■ **Task**
Would you pull out every line of the material that contains the string "PEGASO"?

■ **Given entries**

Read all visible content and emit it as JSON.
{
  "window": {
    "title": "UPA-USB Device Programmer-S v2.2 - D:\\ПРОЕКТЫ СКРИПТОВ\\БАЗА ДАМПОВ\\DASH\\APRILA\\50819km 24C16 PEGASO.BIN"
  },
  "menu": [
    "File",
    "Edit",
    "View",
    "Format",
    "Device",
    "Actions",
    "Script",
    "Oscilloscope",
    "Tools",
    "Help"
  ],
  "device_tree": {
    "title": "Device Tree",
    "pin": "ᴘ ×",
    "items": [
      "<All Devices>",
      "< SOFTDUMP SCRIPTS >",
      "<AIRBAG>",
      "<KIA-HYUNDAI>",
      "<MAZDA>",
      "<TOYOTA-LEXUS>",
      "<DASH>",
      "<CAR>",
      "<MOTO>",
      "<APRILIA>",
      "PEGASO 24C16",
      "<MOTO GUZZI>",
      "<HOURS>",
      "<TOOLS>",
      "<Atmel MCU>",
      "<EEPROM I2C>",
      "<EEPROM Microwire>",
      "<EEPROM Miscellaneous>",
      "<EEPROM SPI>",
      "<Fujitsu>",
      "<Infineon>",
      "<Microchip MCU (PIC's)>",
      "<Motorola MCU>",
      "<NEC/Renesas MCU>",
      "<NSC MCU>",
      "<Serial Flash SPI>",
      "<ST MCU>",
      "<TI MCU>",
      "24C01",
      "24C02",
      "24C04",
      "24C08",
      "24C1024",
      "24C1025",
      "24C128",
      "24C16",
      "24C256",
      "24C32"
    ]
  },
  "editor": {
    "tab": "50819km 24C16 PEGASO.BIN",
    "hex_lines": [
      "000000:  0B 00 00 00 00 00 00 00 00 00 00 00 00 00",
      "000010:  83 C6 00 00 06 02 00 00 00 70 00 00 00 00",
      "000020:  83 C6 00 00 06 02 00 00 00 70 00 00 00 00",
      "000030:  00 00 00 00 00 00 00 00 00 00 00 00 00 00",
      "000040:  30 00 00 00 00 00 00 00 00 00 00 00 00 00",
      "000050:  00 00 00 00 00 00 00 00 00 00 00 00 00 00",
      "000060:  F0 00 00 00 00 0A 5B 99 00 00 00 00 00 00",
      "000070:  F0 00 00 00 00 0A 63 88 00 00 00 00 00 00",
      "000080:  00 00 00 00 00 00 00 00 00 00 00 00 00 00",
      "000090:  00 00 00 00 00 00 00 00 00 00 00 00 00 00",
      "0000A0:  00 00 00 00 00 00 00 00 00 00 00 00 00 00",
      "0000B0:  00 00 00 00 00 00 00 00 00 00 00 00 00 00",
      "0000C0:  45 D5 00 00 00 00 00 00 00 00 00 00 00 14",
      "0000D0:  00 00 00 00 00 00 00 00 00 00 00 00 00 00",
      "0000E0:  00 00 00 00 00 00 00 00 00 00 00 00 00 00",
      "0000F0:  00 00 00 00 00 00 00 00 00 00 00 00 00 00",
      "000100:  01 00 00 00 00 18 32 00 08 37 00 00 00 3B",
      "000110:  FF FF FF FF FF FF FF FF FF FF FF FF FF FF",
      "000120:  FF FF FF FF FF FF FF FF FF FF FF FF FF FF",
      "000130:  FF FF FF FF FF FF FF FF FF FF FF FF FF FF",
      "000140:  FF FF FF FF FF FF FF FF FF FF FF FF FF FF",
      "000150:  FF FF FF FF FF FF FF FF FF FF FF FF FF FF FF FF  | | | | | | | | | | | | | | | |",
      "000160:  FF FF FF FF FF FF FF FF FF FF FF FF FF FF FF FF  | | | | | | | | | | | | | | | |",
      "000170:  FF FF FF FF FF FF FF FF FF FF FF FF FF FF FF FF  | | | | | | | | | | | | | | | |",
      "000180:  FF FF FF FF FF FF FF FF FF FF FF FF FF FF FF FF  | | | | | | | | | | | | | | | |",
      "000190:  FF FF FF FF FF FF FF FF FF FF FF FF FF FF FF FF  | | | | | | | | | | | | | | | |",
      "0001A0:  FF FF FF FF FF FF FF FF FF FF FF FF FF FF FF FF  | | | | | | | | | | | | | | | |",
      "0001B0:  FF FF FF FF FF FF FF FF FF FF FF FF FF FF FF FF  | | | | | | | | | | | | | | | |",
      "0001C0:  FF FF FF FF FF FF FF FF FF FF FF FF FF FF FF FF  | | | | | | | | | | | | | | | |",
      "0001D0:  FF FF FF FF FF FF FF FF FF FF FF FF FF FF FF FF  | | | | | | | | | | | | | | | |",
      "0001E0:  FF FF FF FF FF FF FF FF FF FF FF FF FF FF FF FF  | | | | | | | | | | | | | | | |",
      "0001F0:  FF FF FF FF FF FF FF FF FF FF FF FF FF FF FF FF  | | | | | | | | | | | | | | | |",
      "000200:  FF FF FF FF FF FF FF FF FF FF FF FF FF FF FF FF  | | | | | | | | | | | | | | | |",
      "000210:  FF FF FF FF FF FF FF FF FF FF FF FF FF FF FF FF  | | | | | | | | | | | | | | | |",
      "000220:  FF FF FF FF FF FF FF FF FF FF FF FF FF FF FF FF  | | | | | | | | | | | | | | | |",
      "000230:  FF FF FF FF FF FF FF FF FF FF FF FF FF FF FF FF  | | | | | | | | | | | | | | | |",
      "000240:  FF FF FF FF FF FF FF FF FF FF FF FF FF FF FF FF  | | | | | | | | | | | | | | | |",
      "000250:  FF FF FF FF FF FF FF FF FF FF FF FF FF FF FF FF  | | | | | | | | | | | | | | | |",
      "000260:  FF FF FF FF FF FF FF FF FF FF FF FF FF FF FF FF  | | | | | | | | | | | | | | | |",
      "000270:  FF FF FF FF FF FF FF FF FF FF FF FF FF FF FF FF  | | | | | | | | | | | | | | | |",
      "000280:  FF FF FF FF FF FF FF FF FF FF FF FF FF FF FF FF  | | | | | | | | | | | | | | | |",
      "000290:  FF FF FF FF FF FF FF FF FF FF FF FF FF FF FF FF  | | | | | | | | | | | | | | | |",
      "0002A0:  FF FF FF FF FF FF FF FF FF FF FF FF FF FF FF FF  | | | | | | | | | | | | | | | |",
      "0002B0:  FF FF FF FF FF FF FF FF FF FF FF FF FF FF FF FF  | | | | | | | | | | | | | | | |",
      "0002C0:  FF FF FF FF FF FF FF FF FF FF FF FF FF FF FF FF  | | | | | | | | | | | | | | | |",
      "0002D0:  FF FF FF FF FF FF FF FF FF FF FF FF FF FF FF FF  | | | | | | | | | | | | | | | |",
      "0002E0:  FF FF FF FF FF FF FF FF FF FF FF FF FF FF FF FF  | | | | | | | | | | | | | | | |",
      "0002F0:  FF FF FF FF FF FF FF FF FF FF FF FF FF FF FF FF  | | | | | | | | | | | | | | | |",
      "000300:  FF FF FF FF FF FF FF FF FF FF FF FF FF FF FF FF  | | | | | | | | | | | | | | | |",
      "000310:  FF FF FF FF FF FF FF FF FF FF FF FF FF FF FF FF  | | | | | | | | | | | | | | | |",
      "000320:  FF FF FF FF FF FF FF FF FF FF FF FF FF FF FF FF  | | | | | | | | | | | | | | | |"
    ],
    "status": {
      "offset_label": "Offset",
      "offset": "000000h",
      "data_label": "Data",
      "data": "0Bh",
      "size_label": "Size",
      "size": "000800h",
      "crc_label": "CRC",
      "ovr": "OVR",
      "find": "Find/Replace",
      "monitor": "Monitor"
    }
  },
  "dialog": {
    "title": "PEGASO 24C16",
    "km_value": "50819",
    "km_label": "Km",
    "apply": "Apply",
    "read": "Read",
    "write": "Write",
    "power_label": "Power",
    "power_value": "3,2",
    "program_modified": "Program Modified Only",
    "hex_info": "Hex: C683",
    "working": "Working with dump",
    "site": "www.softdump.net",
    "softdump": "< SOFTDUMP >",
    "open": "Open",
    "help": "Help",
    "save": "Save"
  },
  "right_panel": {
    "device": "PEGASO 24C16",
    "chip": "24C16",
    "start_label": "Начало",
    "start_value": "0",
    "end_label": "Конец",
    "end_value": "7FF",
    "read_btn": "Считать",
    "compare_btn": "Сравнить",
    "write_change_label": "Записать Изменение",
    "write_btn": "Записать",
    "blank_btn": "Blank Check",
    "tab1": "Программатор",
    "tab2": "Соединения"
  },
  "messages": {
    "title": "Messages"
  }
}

■ **Response below**
    "title": "UPA-USB Device Programmer-S v2.2 - D:\\ПРОЕКТЫ СКРИПТОВ\\БАЗА ДАМПОВ\\DASH\\APRILA\\50819km 24C16 PEGASO.BIN"
      "PEGASO 24C16",
    "tab": "50819km 24C16 PEGASO.BIN",
    "title": "PEGASO 24C16",
    "device": "PEGASO 24C16",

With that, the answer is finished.